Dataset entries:
* * *
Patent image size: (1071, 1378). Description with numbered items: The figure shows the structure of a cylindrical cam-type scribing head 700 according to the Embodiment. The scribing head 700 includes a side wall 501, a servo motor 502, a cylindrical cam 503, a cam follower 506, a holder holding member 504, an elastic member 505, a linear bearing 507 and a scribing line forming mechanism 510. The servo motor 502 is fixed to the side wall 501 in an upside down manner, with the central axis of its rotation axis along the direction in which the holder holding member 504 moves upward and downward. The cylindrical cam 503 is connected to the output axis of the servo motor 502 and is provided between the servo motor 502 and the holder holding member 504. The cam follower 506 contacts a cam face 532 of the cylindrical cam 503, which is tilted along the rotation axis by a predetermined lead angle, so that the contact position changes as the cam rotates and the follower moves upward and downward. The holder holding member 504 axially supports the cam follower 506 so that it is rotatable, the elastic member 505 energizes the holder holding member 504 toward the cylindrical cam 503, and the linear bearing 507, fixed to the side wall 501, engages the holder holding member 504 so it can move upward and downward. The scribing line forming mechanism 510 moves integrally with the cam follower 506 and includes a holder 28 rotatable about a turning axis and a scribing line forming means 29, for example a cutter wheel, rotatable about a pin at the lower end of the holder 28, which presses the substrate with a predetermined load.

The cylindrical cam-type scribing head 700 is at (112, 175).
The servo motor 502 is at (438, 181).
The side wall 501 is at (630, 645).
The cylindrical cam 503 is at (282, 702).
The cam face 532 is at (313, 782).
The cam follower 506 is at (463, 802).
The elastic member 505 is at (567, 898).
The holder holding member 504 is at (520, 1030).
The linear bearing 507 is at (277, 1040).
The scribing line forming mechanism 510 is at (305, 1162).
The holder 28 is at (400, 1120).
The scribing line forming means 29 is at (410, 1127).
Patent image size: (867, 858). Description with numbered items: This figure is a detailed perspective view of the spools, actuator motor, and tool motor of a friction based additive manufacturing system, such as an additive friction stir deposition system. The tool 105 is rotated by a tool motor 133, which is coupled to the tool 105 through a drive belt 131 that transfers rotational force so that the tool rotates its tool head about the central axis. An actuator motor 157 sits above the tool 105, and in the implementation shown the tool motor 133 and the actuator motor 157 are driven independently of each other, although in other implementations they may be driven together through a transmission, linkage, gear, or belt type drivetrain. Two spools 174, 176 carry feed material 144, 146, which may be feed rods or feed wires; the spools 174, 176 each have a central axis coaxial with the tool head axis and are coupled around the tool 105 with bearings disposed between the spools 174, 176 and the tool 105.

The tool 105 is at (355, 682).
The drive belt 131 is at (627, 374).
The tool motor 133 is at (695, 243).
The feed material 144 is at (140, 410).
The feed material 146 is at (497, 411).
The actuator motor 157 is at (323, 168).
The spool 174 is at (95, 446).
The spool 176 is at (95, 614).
* * *
Exercise directions:
Render all the rows above as a numbered list, leaving out any blank lines.

Solution:
1. Patent image size: (1071, 1378). Description with numbered items: The figure shows the structure of a cylindrical cam-type scribing head 700 according to the Embodiment. The scribing head 700 includes a side wall 501, a servo motor 502, a cylindrical cam 503, a cam follower 506, a holder holding member 504, an elastic member 505, a linear bearing 507 and a scribing line forming mechanism 510. The servo motor 502 is fixed to the side wall 501 in an upside down manner, with the central axis of its rotation axis along the direction in which the holder holding member 504 moves upward and downward. The cylindrical cam 503 is connected to the output axis of the servo motor 502 and is provided between the servo motor 502 and the holder holding member 504. The cam follower 506 contacts a cam face 532 of the cylindrical cam 503, which is tilted along the rotation axis by a predetermined lead angle, so that the contact position changes as the cam rotates and the follower moves upward and downward. The holder holding member 504 axially supports the cam follower 506 so that it is rotatable, the elastic member 505 energizes the holder holding member 504 toward the cylindrical cam 503, and the linear bearing 507, fixed to the side wall 501, engages the holder holding member 504 so it can move upward and downward. The scribing line forming mechanism 510 moves integrally with the cam follower 506 and includes a holder 28 rotatable about a turning axis and a scribing line forming means 29, for example a cutter wheel, rotatable about a pin at the lower end of the holder 28, which presses the substrate with a predetermined load.
2. The cylindrical cam-type scribing head 700 is at (112, 175).
3. The servo motor 502 is at (438, 181).
4. The side wall 501 is at (630, 645).
5. The cylindrical cam 503 is at (282, 702).
6. The cam face 532 is at (313, 782).
7. The cam follower 506 is at (463, 802).
8. The elastic member 505 is at (567, 898).
9. The holder holding member 504 is at (520, 1030).
10. The linear bearing 507 is at (277, 1040).
11. The scribing line forming mechanism 510 is at (305, 1162).
12. The holder 28 is at (400, 1120).
13. The scribing line forming means 29 is at (410, 1127).
14. Patent image size: (867, 858). Description with numbered items: This figure is a detailed perspective view of the spools, actuator motor, and tool motor of a friction based additive manufacturing system, such as an additive friction stir deposition system. The tool 105 is rotated by a tool motor 133, which is coupled to the tool 105 through a drive belt 131 that transfers rotational force so that the tool rotates its tool head about the central axis. An actuator motor 157 sits above the tool 105, and in the implementation shown the tool motor 133 and the actuator motor 157 are driven independently of each other, although in other implementations they may be driven together through a transmission, linkage, gear, or belt type drivetrain. Two spools 174, 176 carry feed material 144, 146, which may be feed rods or feed wires; the spools 174, 176 each have a central axis coaxial with the tool head axis and are coupled around the tool 105 with bearings disposed between the spools 174, 176 and the tool 105.
15. The tool 105 is at (355, 682).
16. The drive belt 131 is at (627, 374).
17. The tool motor 133 is at (695, 243).
18. The feed material 144 is at (140, 410).
19. The feed material 146 is at (497, 411).
20. The actuator motor 157 is at (323, 168).
21. The spool 174 is at (95, 446).
22. The spool 176 is at (95, 614).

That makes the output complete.